Goal:
Each record below should be output verbatim, without pictures.

(Figure data in JSON)
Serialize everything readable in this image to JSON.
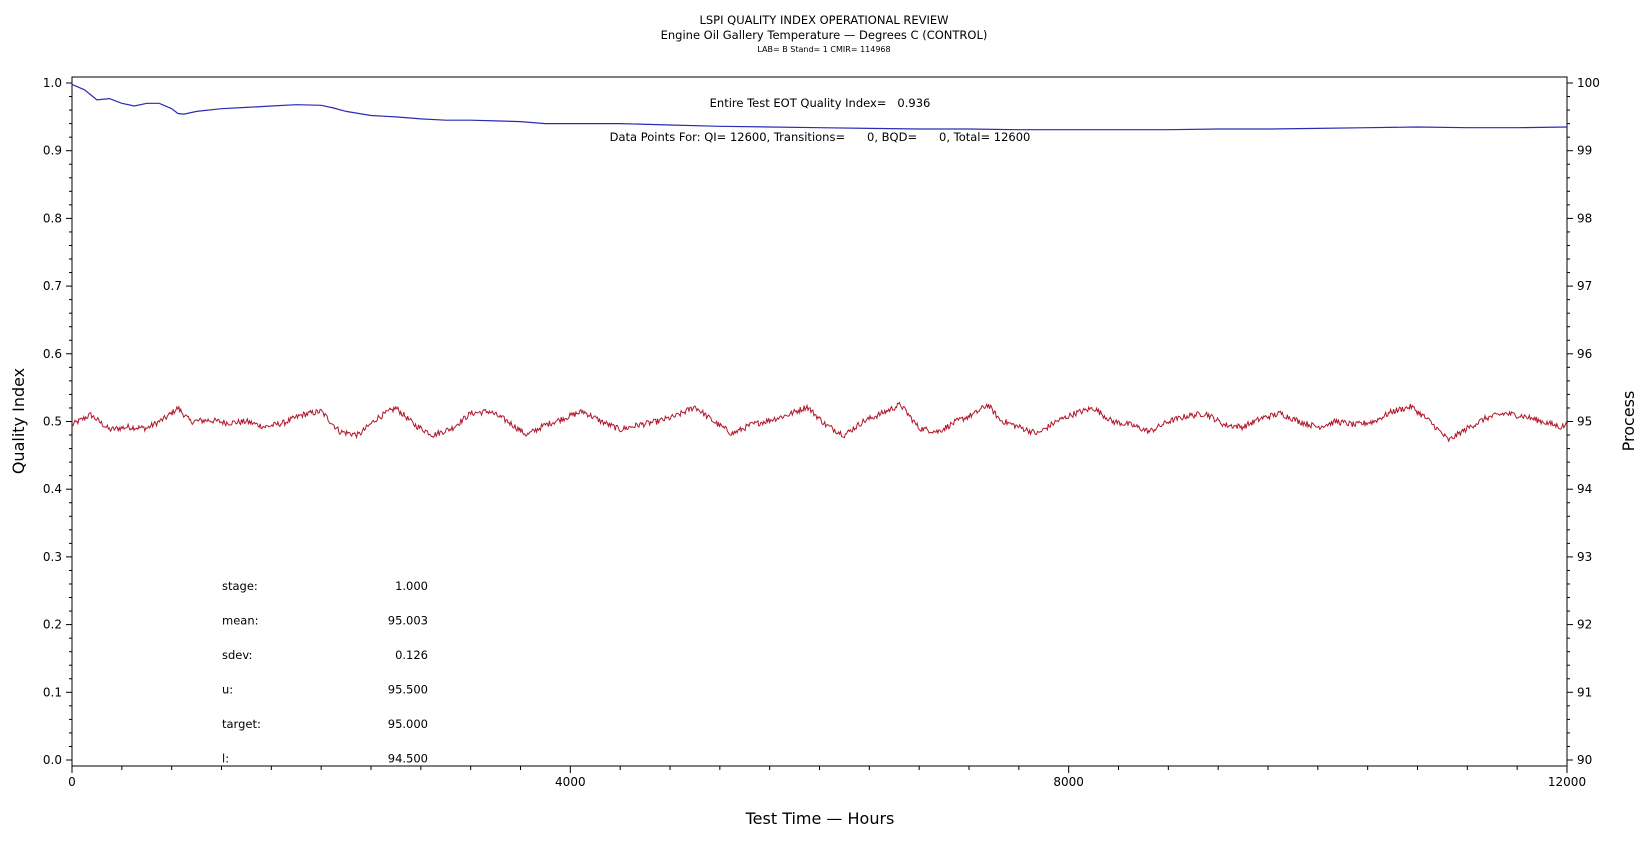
{
  "chart_data": {
    "type": "line",
    "title": "LSPI QUALITY INDEX OPERATIONAL REVIEW",
    "subtitle": "Engine Oil Gallery Temperature — Degrees C (CONTROL)",
    "subtitle2": "LAB= B Stand= 1 CMIR= 114968",
    "xlabel": "Test Time — Hours",
    "ylabel": "Quality Index",
    "ylabel_right": "Process",
    "xlim": [
      0,
      12000
    ],
    "ylim": [
      0.0,
      1.0
    ],
    "ylim_right": [
      90,
      100
    ],
    "x_ticks": [
      "0",
      "4000",
      "8000",
      "12000"
    ],
    "y_ticks": [
      "0.0",
      "0.1",
      "0.2",
      "0.3",
      "0.4",
      "0.5",
      "0.6",
      "0.7",
      "0.8",
      "0.9",
      "1.0"
    ],
    "y_ticks_right": [
      "90",
      "91",
      "92",
      "93",
      "94",
      "95",
      "96",
      "97",
      "98",
      "99",
      "100"
    ],
    "grid": false,
    "colors": {
      "quality_index": "#2b2bb5",
      "process": "#b0182c"
    },
    "annotations": {
      "quality_index_text": "Entire Test EOT Quality Index=   0.936",
      "data_points_text": "Data Points For: QI= 12600, Transitions=      0, BQD=      0, Total= 12600"
    },
    "stats": [
      {
        "label": "stage:",
        "value": "1.000"
      },
      {
        "label": "mean:",
        "value": "95.003"
      },
      {
        "label": "sdev:",
        "value": "0.126"
      },
      {
        "label": "u:",
        "value": "95.500"
      },
      {
        "label": "target:",
        "value": "95.000"
      },
      {
        "label": "l:",
        "value": "94.500"
      }
    ],
    "series": [
      {
        "axis": "left",
        "x": [
          0,
          100,
          200,
          300,
          400,
          500,
          600,
          700,
          800,
          850,
          900,
          1000,
          1200,
          1400,
          1600,
          1800,
          2000,
          2100,
          2200,
          2400,
          2600,
          2800,
          3000,
          3200,
          3400,
          3600,
          3800,
          4000,
          4400,
          4800,
          5200,
          5600,
          6000,
          6400,
          6800,
          7200,
          7600,
          8000,
          8400,
          8800,
          9200,
          9600,
          10000,
          10400,
          10800,
          11200,
          11600,
          12000
        ],
        "y": [
          0.998,
          0.99,
          0.975,
          0.977,
          0.97,
          0.966,
          0.97,
          0.97,
          0.962,
          0.955,
          0.954,
          0.958,
          0.962,
          0.964,
          0.966,
          0.968,
          0.967,
          0.963,
          0.958,
          0.952,
          0.95,
          0.947,
          0.945,
          0.945,
          0.944,
          0.943,
          0.94,
          0.94,
          0.94,
          0.938,
          0.936,
          0.935,
          0.934,
          0.933,
          0.932,
          0.932,
          0.931,
          0.931,
          0.931,
          0.931,
          0.932,
          0.932,
          0.933,
          0.934,
          0.935,
          0.934,
          0.934,
          0.935
        ]
      },
      {
        "axis": "right",
        "x": [
          0,
          150,
          300,
          450,
          600,
          750,
          850,
          950,
          1100,
          1250,
          1400,
          1550,
          1700,
          1850,
          2000,
          2150,
          2300,
          2450,
          2600,
          2750,
          2900,
          3050,
          3200,
          3350,
          3500,
          3650,
          3800,
          3950,
          4100,
          4250,
          4400,
          4550,
          4700,
          4850,
          5000,
          5150,
          5300,
          5450,
          5600,
          5750,
          5900,
          6050,
          6200,
          6350,
          6500,
          6650,
          6800,
          6950,
          7100,
          7250,
          7350,
          7450,
          7600,
          7750,
          7900,
          8050,
          8200,
          8350,
          8500,
          8650,
          8800,
          8950,
          9100,
          9250,
          9400,
          9550,
          9700,
          9850,
          10000,
          10150,
          10300,
          10450,
          10600,
          10750,
          10900,
          11050,
          11200,
          11350,
          11500,
          11650,
          11800,
          11950,
          12000
        ],
        "y": [
          94.95,
          95.1,
          94.88,
          94.92,
          94.9,
          95.05,
          95.2,
          95.0,
          95.02,
          94.98,
          95.0,
          94.92,
          94.98,
          95.1,
          95.15,
          94.85,
          94.8,
          95.05,
          95.2,
          94.95,
          94.8,
          94.9,
          95.12,
          95.15,
          95.0,
          94.8,
          94.95,
          95.05,
          95.15,
          95.0,
          94.88,
          94.95,
          95.0,
          95.08,
          95.22,
          95.0,
          94.82,
          94.95,
          95.02,
          95.1,
          95.22,
          94.95,
          94.8,
          95.0,
          95.12,
          95.25,
          94.9,
          94.85,
          95.0,
          95.12,
          95.25,
          95.02,
          94.92,
          94.82,
          95.0,
          95.12,
          95.2,
          95.0,
          94.95,
          94.85,
          95.0,
          95.08,
          95.12,
          94.95,
          94.92,
          95.05,
          95.12,
          95.0,
          94.92,
          95.0,
          94.95,
          95.0,
          95.15,
          95.22,
          95.0,
          94.72,
          94.9,
          95.05,
          95.12,
          95.08,
          95.0,
          94.92,
          94.95
        ]
      }
    ]
  }
}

Answer to the problem:
Serialize everything readable in this image to JSON.
{
  "chart_data": {
    "type": "line",
    "title": "LSPI QUALITY INDEX OPERATIONAL REVIEW",
    "subtitle": "Engine Oil Gallery Temperature — Degrees C (CONTROL)",
    "subtitle2": "LAB= B Stand= 1 CMIR= 114968",
    "xlabel": "Test Time — Hours",
    "ylabel": "Quality Index",
    "ylabel_right": "Process",
    "xlim": [
      0,
      12000
    ],
    "ylim": [
      0.0,
      1.0
    ],
    "ylim_right": [
      90,
      100
    ],
    "x_ticks": [
      "0",
      "4000",
      "8000",
      "12000"
    ],
    "y_ticks": [
      "0.0",
      "0.1",
      "0.2",
      "0.3",
      "0.4",
      "0.5",
      "0.6",
      "0.7",
      "0.8",
      "0.9",
      "1.0"
    ],
    "y_ticks_right": [
      "90",
      "91",
      "92",
      "93",
      "94",
      "95",
      "96",
      "97",
      "98",
      "99",
      "100"
    ],
    "grid": false,
    "colors": {
      "quality_index": "#2b2bb5",
      "process": "#b0182c"
    },
    "annotations": {
      "quality_index_text": "Entire Test EOT Quality Index=   0.936",
      "data_points_text": "Data Points For: QI= 12600, Transitions=      0, BQD=      0, Total= 12600"
    },
    "stats": [
      {
        "label": "stage:",
        "value": "1.000"
      },
      {
        "label": "mean:",
        "value": "95.003"
      },
      {
        "label": "sdev:",
        "value": "0.126"
      },
      {
        "label": "u:",
        "value": "95.500"
      },
      {
        "label": "target:",
        "value": "95.000"
      },
      {
        "label": "l:",
        "value": "94.500"
      }
    ],
    "series": [
      {
        "axis": "left",
        "x": [
          0,
          100,
          200,
          300,
          400,
          500,
          600,
          700,
          800,
          850,
          900,
          1000,
          1200,
          1400,
          1600,
          1800,
          2000,
          2100,
          2200,
          2400,
          2600,
          2800,
          3000,
          3200,
          3400,
          3600,
          3800,
          4000,
          4400,
          4800,
          5200,
          5600,
          6000,
          6400,
          6800,
          7200,
          7600,
          8000,
          8400,
          8800,
          9200,
          9600,
          10000,
          10400,
          10800,
          11200,
          11600,
          12000
        ],
        "y": [
          0.998,
          0.99,
          0.975,
          0.977,
          0.97,
          0.966,
          0.97,
          0.97,
          0.962,
          0.955,
          0.954,
          0.958,
          0.962,
          0.964,
          0.966,
          0.968,
          0.967,
          0.963,
          0.958,
          0.952,
          0.95,
          0.947,
          0.945,
          0.945,
          0.944,
          0.943,
          0.94,
          0.94,
          0.94,
          0.938,
          0.936,
          0.935,
          0.934,
          0.933,
          0.932,
          0.932,
          0.931,
          0.931,
          0.931,
          0.931,
          0.932,
          0.932,
          0.933,
          0.934,
          0.935,
          0.934,
          0.934,
          0.935
        ]
      },
      {
        "axis": "right",
        "x": [
          0,
          150,
          300,
          450,
          600,
          750,
          850,
          950,
          1100,
          1250,
          1400,
          1550,
          1700,
          1850,
          2000,
          2150,
          2300,
          2450,
          2600,
          2750,
          2900,
          3050,
          3200,
          3350,
          3500,
          3650,
          3800,
          3950,
          4100,
          4250,
          4400,
          4550,
          4700,
          4850,
          5000,
          5150,
          5300,
          5450,
          5600,
          5750,
          5900,
          6050,
          6200,
          6350,
          6500,
          6650,
          6800,
          6950,
          7100,
          7250,
          7350,
          7450,
          7600,
          7750,
          7900,
          8050,
          8200,
          8350,
          8500,
          8650,
          8800,
          8950,
          9100,
          9250,
          9400,
          9550,
          9700,
          9850,
          10000,
          10150,
          10300,
          10450,
          10600,
          10750,
          10900,
          11050,
          11200,
          11350,
          11500,
          11650,
          11800,
          11950,
          12000
        ],
        "y": [
          94.95,
          95.1,
          94.88,
          94.92,
          94.9,
          95.05,
          95.2,
          95.0,
          95.02,
          94.98,
          95.0,
          94.92,
          94.98,
          95.1,
          95.15,
          94.85,
          94.8,
          95.05,
          95.2,
          94.95,
          94.8,
          94.9,
          95.12,
          95.15,
          95.0,
          94.8,
          94.95,
          95.05,
          95.15,
          95.0,
          94.88,
          94.95,
          95.0,
          95.08,
          95.22,
          95.0,
          94.82,
          94.95,
          95.02,
          95.1,
          95.22,
          94.95,
          94.8,
          95.0,
          95.12,
          95.25,
          94.9,
          94.85,
          95.0,
          95.12,
          95.25,
          95.02,
          94.92,
          94.82,
          95.0,
          95.12,
          95.2,
          95.0,
          94.95,
          94.85,
          95.0,
          95.08,
          95.12,
          94.95,
          94.92,
          95.05,
          95.12,
          95.0,
          94.92,
          95.0,
          94.95,
          95.0,
          95.15,
          95.22,
          95.0,
          94.72,
          94.9,
          95.05,
          95.12,
          95.08,
          95.0,
          94.92,
          94.95
        ]
      }
    ]
  }
}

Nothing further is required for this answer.